**WHAT YOU SHOULD DO**
Locate each line with the string "krokety" in the listing below and copy it.

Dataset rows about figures

▶

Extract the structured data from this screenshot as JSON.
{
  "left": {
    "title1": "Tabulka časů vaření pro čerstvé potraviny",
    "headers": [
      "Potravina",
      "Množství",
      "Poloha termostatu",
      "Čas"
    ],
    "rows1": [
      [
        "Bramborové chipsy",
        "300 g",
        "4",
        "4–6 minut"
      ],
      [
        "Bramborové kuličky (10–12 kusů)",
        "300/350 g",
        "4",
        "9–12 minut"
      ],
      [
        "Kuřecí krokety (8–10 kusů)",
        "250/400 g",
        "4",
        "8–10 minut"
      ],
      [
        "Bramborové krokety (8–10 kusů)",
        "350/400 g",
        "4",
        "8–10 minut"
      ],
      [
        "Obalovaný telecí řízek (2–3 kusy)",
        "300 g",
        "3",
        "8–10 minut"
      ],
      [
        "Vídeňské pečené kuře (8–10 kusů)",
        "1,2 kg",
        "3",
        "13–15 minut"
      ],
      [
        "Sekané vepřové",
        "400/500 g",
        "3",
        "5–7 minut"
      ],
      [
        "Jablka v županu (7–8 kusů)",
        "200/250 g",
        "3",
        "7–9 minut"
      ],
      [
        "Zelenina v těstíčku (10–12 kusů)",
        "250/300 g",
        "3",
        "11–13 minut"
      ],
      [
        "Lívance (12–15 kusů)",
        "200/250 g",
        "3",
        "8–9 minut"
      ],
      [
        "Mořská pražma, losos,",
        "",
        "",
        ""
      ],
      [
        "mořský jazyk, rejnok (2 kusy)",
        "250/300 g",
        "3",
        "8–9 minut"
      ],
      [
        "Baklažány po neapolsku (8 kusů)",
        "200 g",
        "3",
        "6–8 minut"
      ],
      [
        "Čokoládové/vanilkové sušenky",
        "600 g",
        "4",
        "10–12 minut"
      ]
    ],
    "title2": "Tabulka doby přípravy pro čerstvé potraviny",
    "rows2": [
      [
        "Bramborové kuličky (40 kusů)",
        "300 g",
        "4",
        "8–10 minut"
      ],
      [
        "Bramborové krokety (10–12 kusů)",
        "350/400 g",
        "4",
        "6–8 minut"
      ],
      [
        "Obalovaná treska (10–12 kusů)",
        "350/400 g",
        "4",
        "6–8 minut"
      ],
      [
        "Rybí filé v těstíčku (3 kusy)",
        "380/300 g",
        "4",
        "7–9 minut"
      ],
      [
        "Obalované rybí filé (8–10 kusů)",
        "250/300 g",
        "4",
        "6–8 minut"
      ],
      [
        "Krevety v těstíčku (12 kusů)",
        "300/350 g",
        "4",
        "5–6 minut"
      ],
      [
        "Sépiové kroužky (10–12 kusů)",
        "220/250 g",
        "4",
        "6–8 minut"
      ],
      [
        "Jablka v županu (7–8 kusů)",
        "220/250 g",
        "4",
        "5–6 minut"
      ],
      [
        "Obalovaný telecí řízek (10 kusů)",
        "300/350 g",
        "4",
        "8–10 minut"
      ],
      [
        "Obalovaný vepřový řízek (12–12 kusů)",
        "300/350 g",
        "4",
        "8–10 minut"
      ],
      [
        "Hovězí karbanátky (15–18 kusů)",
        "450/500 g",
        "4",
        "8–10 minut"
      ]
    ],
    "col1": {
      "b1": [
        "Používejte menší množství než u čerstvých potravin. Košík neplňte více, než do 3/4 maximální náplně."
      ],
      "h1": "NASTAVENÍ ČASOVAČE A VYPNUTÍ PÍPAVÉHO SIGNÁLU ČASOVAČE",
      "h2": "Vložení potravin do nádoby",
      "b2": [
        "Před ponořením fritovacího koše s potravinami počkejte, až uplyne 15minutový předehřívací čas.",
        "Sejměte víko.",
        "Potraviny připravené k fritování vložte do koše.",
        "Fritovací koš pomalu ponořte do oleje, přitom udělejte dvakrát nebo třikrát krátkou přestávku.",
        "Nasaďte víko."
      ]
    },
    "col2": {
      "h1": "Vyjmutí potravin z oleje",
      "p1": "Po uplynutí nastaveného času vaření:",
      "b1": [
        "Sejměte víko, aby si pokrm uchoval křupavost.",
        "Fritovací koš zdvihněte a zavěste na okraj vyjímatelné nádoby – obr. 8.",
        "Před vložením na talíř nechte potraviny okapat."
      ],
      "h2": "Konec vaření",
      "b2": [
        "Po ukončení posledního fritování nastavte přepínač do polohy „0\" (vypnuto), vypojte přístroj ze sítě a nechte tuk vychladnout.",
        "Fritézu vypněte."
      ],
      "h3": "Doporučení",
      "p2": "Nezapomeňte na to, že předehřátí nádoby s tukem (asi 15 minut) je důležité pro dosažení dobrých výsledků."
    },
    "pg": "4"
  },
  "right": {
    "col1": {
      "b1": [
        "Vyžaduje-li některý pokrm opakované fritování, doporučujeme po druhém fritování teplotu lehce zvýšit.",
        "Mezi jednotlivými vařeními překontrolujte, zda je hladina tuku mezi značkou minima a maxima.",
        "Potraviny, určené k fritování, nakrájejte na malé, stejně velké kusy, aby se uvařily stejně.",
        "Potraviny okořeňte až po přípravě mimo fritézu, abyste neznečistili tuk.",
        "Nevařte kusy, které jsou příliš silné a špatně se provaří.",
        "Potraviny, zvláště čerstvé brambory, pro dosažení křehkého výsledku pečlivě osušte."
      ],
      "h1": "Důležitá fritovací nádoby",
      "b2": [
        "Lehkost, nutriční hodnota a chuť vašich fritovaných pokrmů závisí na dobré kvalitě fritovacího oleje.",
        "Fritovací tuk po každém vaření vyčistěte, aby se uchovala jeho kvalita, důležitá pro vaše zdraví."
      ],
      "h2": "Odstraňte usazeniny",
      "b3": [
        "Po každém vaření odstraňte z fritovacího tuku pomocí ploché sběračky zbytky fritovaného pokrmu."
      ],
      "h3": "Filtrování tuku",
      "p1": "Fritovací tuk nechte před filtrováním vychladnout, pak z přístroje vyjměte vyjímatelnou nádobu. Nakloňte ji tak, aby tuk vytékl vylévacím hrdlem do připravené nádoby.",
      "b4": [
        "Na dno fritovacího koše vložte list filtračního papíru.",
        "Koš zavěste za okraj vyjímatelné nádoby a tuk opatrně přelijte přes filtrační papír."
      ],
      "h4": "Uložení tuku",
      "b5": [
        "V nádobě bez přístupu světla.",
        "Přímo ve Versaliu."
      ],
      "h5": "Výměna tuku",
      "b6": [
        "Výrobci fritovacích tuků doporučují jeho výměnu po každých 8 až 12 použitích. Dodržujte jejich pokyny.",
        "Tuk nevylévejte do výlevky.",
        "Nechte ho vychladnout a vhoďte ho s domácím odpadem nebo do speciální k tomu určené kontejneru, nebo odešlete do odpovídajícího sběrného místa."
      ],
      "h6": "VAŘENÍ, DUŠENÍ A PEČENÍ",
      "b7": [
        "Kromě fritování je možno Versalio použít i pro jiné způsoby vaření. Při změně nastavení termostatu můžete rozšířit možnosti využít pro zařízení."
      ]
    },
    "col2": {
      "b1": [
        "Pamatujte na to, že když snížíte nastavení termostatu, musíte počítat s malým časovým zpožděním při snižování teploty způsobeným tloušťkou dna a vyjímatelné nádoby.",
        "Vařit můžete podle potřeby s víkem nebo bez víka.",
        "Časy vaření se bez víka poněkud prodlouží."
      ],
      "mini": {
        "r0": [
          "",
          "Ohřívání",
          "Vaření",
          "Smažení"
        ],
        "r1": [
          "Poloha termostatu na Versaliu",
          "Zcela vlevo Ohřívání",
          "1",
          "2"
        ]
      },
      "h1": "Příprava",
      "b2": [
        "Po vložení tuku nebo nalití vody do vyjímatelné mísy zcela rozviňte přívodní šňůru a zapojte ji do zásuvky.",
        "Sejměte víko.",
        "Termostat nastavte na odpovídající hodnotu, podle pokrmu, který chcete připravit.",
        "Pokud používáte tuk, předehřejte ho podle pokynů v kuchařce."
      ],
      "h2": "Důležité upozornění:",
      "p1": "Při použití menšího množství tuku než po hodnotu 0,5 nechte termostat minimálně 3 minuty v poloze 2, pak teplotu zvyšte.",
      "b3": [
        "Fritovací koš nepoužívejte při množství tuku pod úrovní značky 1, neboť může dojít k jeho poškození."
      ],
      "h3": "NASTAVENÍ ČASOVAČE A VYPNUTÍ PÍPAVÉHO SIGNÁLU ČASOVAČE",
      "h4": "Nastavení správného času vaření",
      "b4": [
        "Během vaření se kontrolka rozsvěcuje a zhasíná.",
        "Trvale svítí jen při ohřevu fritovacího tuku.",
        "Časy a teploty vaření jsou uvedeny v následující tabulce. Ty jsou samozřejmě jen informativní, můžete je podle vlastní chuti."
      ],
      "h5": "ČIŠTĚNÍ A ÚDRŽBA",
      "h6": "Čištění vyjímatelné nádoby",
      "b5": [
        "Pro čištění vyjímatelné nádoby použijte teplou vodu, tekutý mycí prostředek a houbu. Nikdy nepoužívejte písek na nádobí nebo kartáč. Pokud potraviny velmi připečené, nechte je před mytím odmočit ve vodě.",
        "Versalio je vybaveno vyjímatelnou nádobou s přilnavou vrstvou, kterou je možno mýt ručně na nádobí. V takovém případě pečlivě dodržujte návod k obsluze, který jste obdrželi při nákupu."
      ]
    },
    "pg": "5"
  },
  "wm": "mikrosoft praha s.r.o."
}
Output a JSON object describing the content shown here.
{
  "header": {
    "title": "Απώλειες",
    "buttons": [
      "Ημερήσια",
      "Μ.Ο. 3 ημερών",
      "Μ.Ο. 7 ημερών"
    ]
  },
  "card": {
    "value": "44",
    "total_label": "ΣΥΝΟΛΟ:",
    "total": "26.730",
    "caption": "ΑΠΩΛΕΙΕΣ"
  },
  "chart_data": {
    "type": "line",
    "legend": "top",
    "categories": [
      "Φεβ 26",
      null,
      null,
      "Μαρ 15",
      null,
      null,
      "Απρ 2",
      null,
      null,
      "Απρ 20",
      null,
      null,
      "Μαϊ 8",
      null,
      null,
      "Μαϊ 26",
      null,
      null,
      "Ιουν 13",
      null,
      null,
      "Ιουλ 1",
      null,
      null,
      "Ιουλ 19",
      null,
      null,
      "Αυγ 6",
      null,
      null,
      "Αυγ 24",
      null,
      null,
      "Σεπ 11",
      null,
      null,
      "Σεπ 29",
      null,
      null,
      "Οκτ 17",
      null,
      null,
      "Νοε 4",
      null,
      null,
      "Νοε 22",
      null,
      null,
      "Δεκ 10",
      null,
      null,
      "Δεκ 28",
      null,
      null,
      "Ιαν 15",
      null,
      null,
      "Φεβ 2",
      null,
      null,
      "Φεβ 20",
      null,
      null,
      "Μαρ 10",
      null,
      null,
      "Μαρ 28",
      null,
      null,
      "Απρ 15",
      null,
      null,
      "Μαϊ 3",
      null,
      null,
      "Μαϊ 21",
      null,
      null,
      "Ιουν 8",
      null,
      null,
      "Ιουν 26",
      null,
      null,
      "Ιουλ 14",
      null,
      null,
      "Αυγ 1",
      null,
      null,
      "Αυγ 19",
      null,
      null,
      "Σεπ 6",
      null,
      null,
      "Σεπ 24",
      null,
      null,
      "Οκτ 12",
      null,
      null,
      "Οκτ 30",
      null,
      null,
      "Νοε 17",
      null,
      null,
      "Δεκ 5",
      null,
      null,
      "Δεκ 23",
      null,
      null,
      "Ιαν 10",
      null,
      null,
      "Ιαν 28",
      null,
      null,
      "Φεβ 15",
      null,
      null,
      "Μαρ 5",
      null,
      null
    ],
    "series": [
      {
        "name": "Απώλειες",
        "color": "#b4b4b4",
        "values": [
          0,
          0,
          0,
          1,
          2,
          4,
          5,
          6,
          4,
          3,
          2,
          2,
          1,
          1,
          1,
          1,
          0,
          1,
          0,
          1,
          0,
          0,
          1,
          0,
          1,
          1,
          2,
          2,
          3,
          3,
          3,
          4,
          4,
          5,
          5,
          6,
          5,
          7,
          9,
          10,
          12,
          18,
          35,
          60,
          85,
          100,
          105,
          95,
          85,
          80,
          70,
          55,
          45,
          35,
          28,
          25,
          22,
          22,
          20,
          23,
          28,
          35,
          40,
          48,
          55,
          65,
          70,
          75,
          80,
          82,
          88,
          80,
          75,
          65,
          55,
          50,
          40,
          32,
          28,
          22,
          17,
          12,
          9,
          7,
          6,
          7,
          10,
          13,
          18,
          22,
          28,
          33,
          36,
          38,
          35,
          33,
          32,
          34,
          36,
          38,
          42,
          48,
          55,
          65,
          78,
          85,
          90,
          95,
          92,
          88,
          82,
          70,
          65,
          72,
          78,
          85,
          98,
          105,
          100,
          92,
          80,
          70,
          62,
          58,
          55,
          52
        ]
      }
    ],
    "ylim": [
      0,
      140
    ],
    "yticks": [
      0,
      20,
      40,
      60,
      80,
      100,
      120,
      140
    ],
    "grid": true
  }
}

◀

**ANSWER TO THIS EXERCISE**
        "Kuřecí krokety (8–10 kusů)",
        "Bramborové krokety (8–10 kusů)",
        "Bramborové krokety (10–12 kusů)",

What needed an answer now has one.